→ The request
Copy out, exactly as given, every line from the line with "OCR this image." to the end of the listing, both of those lines included.

[Collection entries]
******************************
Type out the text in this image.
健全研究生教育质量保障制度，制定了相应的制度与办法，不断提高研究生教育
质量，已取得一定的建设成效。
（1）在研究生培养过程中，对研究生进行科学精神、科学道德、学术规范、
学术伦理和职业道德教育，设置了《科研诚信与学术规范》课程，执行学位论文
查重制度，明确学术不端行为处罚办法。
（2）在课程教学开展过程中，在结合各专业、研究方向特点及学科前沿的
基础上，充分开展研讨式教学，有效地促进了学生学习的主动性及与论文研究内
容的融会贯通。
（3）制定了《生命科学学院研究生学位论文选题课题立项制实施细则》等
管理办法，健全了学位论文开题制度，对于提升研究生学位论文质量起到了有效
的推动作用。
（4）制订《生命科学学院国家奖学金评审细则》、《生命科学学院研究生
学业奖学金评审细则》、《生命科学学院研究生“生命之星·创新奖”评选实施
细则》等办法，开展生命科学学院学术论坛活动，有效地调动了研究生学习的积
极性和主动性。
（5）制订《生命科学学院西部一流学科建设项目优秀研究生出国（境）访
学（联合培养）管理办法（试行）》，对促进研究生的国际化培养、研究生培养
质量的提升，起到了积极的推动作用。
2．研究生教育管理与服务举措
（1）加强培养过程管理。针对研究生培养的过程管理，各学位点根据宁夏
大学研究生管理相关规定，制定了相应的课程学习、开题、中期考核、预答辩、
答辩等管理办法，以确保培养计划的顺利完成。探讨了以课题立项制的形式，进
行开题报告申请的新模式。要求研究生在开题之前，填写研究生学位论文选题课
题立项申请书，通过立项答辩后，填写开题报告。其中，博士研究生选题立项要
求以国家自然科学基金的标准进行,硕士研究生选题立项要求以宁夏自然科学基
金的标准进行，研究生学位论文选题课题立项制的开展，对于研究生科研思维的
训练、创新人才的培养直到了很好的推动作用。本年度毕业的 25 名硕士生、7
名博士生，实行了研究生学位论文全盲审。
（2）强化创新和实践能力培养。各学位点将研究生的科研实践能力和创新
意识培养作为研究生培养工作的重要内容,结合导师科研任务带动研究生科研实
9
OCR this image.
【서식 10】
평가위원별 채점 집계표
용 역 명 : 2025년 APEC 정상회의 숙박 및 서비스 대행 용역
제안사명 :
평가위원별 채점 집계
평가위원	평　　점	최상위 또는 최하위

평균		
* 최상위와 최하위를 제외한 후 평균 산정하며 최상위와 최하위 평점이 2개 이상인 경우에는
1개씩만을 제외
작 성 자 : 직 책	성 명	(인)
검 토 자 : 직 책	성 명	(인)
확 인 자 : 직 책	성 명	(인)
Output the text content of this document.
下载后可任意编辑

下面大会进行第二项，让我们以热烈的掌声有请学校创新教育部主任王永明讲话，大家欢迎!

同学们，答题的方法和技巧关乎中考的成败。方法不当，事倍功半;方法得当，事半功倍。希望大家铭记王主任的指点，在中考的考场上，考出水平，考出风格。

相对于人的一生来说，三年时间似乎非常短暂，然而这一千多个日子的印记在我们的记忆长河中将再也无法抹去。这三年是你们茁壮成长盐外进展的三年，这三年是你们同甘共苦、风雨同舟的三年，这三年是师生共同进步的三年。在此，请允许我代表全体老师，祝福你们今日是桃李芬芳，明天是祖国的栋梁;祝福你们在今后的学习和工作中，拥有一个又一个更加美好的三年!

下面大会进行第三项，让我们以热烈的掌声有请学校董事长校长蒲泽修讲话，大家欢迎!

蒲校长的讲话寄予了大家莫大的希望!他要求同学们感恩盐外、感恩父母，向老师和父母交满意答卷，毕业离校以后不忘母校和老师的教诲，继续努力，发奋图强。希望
******************************
→ Finished answer
OCR this image.
【서식 10】
평가위원별 채점 집계표
용 역 명 : 2025년 APEC 정상회의 숙박 및 서비스 대행 용역
제안사명 :
평가위원별 채점 집계
평가위원	평　　점	최상위 또는 최하위

평균		
* 최상위와 최하위를 제외한 후 평균 산정하며 최상위와 최하위 평점이 2개 이상인 경우에는
1개씩만을 제외
작 성 자 : 직 책	성 명	(인)
검 토 자 : 직 책	성 명	(인)
확 인 자 : 직 책	성 명	(인)
Output the text content of this document.
下载后可任意编辑

下面大会进行第二项，让我们以热烈的掌声有请学校创新教育部主任王永明讲话，大家欢迎!

同学们，答题的方法和技巧关乎中考的成败。方法不当，事倍功半;方法得当，事半功倍。希望大家铭记王主任的指点，在中考的考场上，考出水平，考出风格。

相对于人的一生来说，三年时间似乎非常短暂，然而这一千多个日子的印记在我们的记忆长河中将再也无法抹去。这三年是你们茁壮成长盐外进展的三年，这三年是你们同甘共苦、风雨同舟的三年，这三年是师生共同进步的三年。在此，请允许我代表全体老师，祝福你们今日是桃李芬芳，明天是祖国的栋梁;祝福你们在今后的学习和工作中，拥有一个又一个更加美好的三年!

下面大会进行第三项，让我们以热烈的掌声有请学校董事长校长蒲泽修讲话，大家欢迎!

蒲校长的讲话寄予了大家莫大的希望!他要求同学们感恩盐外、感恩父母，向老师和父母交满意答卷，毕业离校以后不忘母校和老师的教诲，继续努力，发奋图强。希望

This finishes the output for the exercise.